» Written exercise
Restate the data exactly as given and keep the pictures out.

» Data shown
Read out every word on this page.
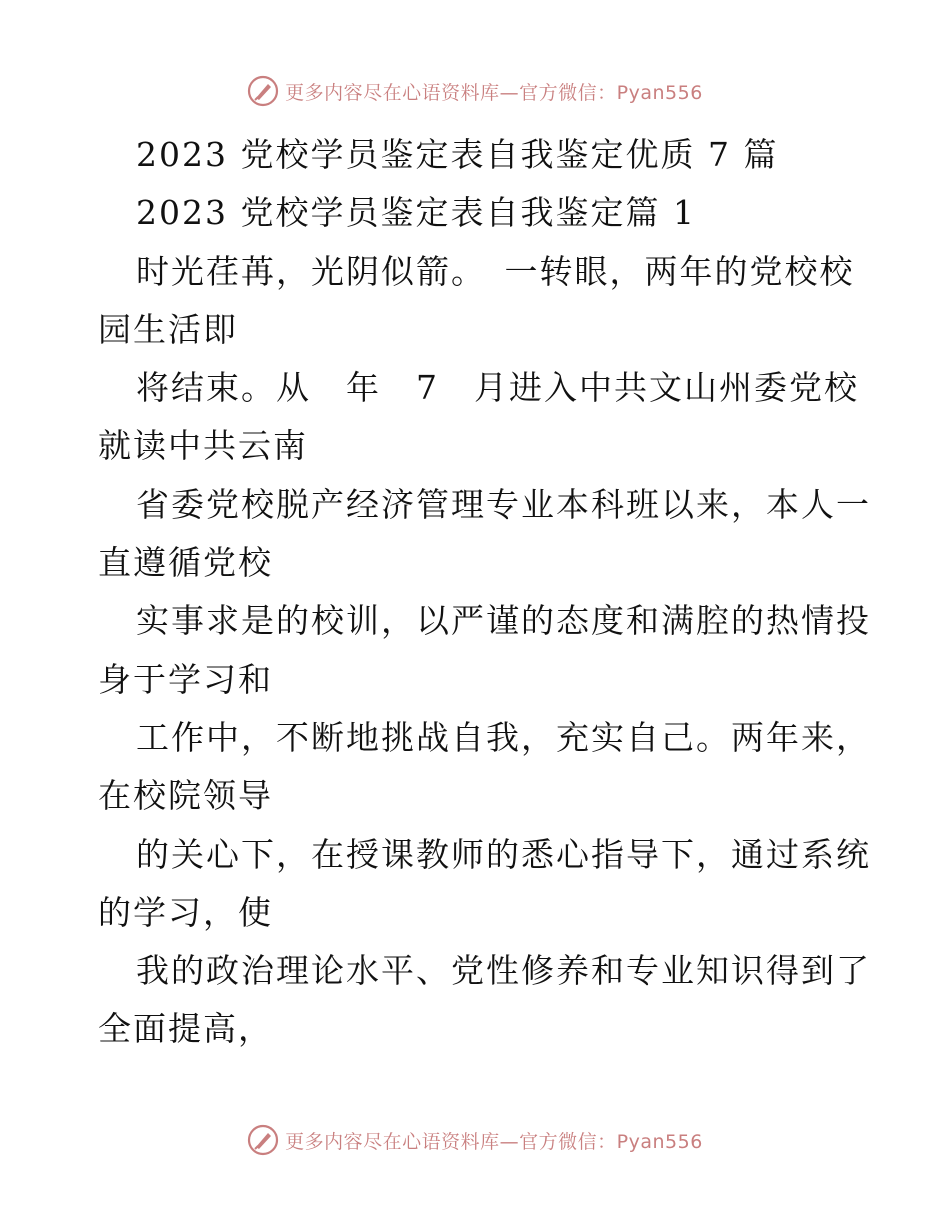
更多内容尽在心语资料库—官方微信：Pyan556
2023 党校学员鉴定表自我鉴定优质 7 篇
2023 党校学员鉴定表自我鉴定篇 1
时光荏苒，光阴似箭。　一转眼，两年的党校校
园生活即
将结束。从　年　7　月进入中共文山州委党校
就读中共云南
省委党校脱产经济管理专业本科班以来，本人一
直遵循党校
实事求是的校训，以严谨的态度和满腔的热情投
身于学习和
工作中，不断地挑战自我，充实自己。两年来，
在校院领导
的关心下，在授课教师的悉心指导下，通过系统
的学习，使
我的政治理论水平、党性修养和专业知识得到了
全面提高，
更多内容尽在心语资料库—官方微信：Pyan556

» Reply
Read out every word on this page.
更多内容尽在心语资料库—官方微信：Pyan556
2023 党校学员鉴定表自我鉴定优质 7 篇
2023 党校学员鉴定表自我鉴定篇 1
时光荏苒，光阴似箭。　一转眼，两年的党校校
园生活即
将结束。从　年　7　月进入中共文山州委党校
就读中共云南
省委党校脱产经济管理专业本科班以来，本人一
直遵循党校
实事求是的校训，以严谨的态度和满腔的热情投
身于学习和
工作中，不断地挑战自我，充实自己。两年来，
在校院领导
的关心下，在授课教师的悉心指导下，通过系统
的学习，使
我的政治理论水平、党性修养和专业知识得到了
全面提高，
更多内容尽在心语资料库—官方微信：Pyan556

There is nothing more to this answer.